Extracts from a graphics dataset:
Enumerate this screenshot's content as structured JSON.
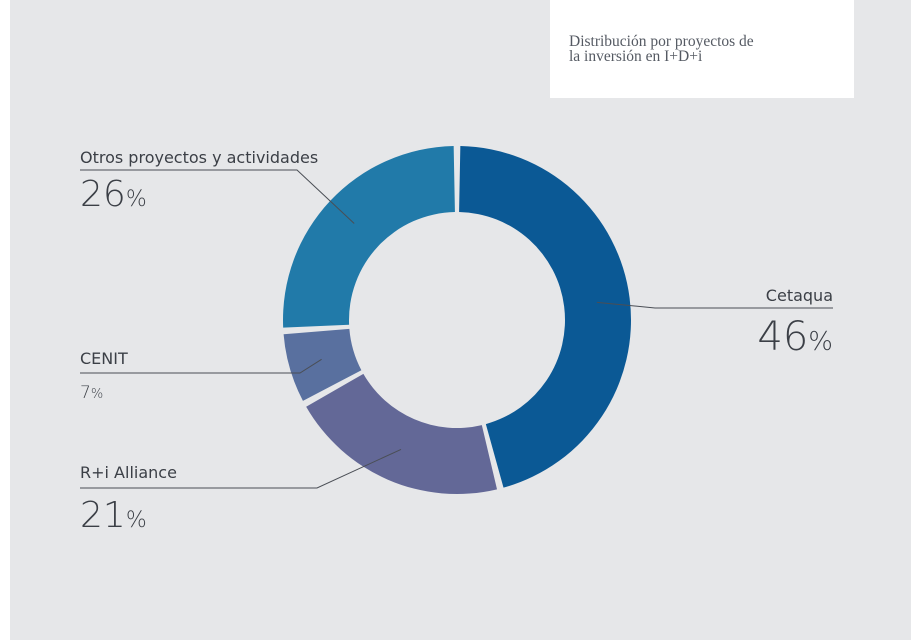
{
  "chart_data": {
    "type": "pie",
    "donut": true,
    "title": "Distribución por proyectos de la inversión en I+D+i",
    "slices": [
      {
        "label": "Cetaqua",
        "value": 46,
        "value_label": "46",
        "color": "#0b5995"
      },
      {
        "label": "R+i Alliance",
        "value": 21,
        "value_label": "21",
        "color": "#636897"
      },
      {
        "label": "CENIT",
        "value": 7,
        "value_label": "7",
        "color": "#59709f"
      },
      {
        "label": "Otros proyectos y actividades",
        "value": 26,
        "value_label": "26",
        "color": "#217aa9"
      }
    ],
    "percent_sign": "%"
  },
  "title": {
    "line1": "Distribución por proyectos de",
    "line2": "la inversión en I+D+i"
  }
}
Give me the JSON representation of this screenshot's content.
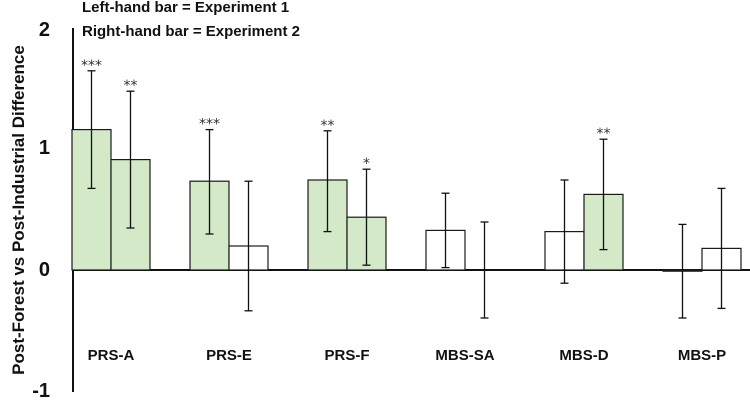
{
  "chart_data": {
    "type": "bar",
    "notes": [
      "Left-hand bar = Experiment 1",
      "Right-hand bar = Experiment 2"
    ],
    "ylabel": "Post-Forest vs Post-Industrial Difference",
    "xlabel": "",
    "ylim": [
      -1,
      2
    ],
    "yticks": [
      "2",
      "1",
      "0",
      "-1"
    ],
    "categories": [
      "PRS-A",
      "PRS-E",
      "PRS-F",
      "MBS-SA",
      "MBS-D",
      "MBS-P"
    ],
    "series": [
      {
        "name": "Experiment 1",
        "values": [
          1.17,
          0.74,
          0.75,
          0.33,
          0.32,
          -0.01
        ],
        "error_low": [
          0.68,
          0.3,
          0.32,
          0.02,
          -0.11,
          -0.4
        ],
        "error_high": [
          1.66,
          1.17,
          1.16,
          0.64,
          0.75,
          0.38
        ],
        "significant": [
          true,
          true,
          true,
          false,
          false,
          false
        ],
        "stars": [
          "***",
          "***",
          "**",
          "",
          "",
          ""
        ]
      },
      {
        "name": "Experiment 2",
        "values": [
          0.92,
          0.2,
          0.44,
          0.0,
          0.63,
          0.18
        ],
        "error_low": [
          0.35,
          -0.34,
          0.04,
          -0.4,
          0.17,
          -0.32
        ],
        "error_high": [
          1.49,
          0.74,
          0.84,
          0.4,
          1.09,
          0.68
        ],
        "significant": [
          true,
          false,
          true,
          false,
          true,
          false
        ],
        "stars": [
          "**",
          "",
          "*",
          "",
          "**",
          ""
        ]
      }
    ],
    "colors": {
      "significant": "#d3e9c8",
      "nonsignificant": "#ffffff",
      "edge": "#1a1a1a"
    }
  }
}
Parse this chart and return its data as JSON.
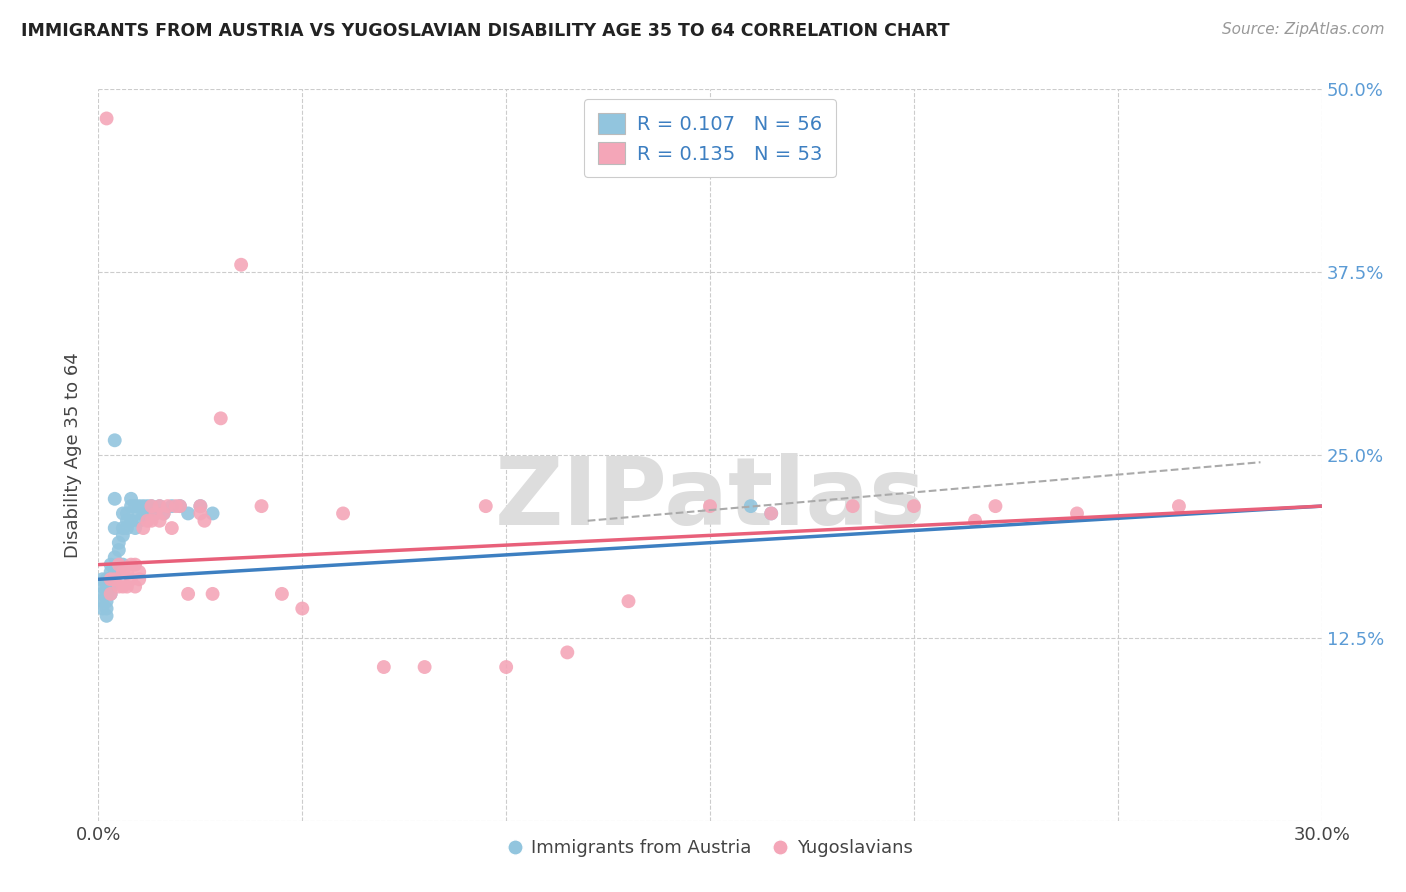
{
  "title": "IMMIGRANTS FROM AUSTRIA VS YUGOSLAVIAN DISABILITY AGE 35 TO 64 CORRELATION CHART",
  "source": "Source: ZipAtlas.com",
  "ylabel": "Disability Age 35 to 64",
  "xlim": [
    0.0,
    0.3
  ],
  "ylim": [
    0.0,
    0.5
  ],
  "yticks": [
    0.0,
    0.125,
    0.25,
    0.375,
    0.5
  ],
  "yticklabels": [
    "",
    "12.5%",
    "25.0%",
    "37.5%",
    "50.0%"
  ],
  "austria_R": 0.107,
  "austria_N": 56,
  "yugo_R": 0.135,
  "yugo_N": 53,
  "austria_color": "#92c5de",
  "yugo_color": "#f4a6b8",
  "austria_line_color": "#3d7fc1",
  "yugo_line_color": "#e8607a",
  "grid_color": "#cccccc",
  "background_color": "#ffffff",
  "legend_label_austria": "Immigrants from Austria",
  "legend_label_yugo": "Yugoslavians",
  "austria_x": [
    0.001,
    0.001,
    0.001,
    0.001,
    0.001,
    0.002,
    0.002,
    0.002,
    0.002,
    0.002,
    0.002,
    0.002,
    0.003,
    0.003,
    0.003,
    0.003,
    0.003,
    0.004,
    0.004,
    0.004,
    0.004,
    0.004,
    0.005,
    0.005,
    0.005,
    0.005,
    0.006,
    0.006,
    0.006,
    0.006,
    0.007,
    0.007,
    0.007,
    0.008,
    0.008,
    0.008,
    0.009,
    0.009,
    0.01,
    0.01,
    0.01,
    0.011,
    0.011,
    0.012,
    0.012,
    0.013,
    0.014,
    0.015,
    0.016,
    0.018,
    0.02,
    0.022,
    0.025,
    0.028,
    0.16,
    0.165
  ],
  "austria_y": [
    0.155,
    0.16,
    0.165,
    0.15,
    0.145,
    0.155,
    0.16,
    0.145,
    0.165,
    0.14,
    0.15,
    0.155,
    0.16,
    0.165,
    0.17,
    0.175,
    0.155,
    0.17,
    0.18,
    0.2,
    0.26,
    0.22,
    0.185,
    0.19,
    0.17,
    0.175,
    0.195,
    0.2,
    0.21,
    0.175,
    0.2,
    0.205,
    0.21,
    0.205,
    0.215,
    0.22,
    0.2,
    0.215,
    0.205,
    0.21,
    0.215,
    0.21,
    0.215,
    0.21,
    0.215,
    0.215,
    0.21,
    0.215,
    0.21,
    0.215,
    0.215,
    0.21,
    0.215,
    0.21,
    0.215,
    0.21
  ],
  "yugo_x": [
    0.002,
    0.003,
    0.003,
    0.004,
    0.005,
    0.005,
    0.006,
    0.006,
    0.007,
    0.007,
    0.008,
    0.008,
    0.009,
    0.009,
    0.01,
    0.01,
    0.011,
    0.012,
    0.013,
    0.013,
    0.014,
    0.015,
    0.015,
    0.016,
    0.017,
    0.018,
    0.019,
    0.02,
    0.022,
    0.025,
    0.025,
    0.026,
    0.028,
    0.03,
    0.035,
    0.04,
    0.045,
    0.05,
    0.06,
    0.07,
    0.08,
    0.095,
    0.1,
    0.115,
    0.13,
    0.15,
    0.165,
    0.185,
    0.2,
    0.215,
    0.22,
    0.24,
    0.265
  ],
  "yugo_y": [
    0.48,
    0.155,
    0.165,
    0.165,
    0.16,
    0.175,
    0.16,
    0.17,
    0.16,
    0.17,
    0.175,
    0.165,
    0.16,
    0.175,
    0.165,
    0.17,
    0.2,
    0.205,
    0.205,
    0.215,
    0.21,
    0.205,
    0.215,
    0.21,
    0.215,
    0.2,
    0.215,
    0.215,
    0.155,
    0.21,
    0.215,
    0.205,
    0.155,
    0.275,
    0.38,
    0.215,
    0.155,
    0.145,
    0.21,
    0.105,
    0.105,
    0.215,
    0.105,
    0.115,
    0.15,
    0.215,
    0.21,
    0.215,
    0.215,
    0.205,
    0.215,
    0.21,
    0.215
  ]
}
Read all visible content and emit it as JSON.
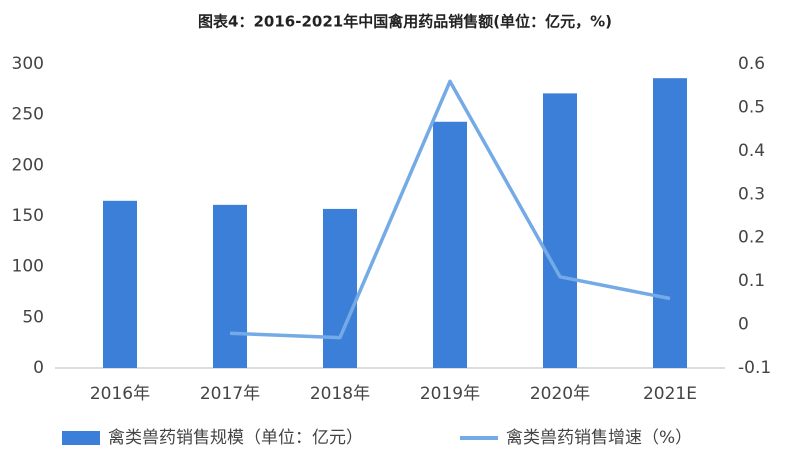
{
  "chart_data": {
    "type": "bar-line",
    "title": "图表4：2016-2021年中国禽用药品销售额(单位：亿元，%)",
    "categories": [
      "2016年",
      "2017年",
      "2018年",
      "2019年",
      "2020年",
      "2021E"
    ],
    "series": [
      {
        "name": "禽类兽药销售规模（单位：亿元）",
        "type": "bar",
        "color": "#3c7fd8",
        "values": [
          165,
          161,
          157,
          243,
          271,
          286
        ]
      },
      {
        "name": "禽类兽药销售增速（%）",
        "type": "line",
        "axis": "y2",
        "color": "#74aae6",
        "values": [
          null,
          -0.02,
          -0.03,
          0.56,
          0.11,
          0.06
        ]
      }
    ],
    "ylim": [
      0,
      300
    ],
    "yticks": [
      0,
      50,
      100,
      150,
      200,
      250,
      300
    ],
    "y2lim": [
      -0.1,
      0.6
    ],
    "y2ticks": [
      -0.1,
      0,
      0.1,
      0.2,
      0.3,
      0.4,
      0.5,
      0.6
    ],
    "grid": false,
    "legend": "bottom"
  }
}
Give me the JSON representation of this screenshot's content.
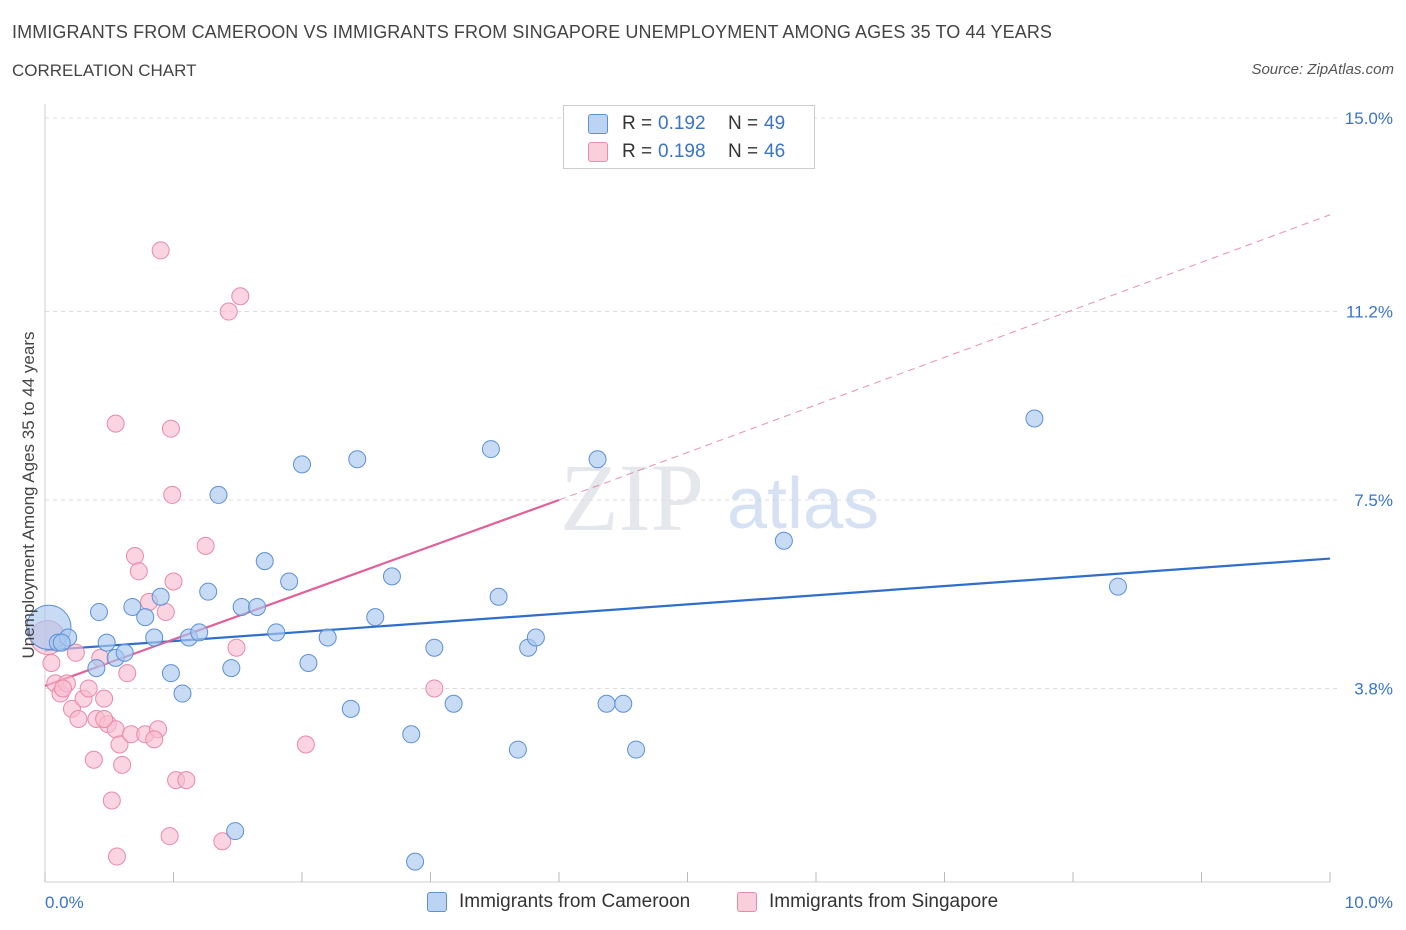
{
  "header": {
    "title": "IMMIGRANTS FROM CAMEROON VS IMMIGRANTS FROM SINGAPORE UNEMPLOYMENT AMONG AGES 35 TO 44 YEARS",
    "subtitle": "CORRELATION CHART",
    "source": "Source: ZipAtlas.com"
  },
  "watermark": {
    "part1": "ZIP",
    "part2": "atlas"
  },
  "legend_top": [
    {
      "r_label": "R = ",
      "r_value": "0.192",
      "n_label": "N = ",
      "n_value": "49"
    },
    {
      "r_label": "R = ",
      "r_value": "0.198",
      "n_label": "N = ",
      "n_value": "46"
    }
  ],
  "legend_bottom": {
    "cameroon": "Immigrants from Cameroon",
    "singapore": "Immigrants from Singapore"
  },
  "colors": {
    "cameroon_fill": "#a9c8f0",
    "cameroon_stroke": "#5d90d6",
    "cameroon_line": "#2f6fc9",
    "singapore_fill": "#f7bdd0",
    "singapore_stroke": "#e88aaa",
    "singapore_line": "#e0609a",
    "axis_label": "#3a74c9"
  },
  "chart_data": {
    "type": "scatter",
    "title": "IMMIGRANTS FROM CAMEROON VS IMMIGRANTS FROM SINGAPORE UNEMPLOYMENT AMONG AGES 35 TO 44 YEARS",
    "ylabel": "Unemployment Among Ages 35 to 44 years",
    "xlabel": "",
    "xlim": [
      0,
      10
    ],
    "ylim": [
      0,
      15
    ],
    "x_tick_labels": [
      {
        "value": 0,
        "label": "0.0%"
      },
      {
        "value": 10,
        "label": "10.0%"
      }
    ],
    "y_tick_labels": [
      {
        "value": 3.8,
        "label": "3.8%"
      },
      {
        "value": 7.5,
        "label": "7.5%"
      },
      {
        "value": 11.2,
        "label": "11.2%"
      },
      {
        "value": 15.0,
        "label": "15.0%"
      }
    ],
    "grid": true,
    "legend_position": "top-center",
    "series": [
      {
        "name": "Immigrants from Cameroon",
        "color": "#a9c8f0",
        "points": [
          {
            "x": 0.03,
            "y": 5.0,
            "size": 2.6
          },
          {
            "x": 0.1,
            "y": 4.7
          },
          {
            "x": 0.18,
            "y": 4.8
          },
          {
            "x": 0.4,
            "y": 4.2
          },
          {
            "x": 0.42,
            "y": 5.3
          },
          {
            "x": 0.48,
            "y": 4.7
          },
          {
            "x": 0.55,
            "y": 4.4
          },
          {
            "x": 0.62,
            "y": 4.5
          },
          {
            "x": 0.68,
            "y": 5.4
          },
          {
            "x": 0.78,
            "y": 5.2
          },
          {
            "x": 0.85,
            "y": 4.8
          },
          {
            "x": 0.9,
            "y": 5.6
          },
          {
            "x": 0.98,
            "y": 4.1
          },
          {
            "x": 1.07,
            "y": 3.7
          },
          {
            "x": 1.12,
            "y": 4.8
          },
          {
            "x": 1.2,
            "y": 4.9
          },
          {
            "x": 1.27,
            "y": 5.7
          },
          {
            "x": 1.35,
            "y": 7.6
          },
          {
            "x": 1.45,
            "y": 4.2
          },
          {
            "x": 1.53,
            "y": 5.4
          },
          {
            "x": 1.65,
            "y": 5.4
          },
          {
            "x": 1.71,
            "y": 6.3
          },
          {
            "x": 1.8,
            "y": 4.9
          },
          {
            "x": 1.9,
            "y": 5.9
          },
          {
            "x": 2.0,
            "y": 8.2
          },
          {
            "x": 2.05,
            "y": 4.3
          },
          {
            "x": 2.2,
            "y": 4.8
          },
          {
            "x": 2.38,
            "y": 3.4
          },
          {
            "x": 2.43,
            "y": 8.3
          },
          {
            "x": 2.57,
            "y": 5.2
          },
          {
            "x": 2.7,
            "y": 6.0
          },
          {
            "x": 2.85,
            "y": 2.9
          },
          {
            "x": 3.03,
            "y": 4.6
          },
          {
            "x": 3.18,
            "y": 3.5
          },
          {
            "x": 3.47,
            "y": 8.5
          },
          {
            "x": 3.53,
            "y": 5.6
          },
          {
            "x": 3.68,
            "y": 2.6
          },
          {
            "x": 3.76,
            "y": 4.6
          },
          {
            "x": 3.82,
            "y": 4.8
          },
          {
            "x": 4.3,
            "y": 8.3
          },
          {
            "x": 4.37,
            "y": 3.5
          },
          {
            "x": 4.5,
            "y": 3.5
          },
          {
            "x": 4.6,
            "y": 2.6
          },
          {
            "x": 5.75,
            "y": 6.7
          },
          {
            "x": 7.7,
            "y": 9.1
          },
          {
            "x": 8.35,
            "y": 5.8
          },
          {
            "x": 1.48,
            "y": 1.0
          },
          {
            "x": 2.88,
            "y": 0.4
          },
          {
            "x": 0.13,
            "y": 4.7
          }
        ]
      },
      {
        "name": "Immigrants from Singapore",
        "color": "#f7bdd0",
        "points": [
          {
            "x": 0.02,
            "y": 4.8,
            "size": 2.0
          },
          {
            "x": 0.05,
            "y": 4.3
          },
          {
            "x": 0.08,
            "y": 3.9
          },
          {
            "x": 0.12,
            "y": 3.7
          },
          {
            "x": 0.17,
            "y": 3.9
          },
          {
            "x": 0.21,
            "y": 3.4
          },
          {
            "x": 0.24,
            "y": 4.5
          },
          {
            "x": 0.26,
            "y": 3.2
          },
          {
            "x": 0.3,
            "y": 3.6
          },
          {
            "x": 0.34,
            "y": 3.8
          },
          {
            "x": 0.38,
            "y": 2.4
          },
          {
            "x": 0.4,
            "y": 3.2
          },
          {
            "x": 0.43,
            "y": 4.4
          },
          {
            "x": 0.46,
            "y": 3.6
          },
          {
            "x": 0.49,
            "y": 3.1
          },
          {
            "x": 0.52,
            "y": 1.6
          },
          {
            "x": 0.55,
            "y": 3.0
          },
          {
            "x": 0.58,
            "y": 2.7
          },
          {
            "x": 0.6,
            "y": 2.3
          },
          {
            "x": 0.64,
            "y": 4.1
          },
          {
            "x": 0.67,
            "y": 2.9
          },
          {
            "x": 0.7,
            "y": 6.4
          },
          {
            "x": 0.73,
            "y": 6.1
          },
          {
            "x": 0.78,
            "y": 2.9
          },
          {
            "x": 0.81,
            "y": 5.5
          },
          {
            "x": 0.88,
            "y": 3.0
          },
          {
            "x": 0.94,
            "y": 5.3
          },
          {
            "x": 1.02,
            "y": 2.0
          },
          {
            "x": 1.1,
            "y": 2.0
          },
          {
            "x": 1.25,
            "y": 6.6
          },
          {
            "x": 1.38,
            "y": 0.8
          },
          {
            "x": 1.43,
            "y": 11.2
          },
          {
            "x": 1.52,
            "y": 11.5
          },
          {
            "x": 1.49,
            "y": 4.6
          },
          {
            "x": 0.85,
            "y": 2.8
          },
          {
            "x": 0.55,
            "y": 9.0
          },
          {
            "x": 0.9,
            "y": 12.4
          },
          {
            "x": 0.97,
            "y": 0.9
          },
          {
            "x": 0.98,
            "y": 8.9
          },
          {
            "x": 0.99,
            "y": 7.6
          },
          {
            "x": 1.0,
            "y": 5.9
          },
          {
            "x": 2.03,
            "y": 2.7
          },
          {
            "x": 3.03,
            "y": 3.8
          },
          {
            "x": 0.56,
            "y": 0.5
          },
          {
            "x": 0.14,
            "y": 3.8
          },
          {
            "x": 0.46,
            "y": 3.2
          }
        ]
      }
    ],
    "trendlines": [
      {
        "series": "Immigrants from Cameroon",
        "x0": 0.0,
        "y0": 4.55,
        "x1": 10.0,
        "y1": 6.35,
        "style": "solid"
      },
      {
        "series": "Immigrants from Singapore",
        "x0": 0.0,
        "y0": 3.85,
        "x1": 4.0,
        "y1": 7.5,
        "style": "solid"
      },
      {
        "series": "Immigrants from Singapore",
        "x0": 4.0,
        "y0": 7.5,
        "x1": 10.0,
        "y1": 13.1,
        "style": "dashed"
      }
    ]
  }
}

What is being asked: Copy, from the material, each line that holds the string "Distribución".

Reply to the exercise:
    "title": "Distribución por proyectos de la inversión en I+D+i",
    "line1": "Distribución por proyectos de",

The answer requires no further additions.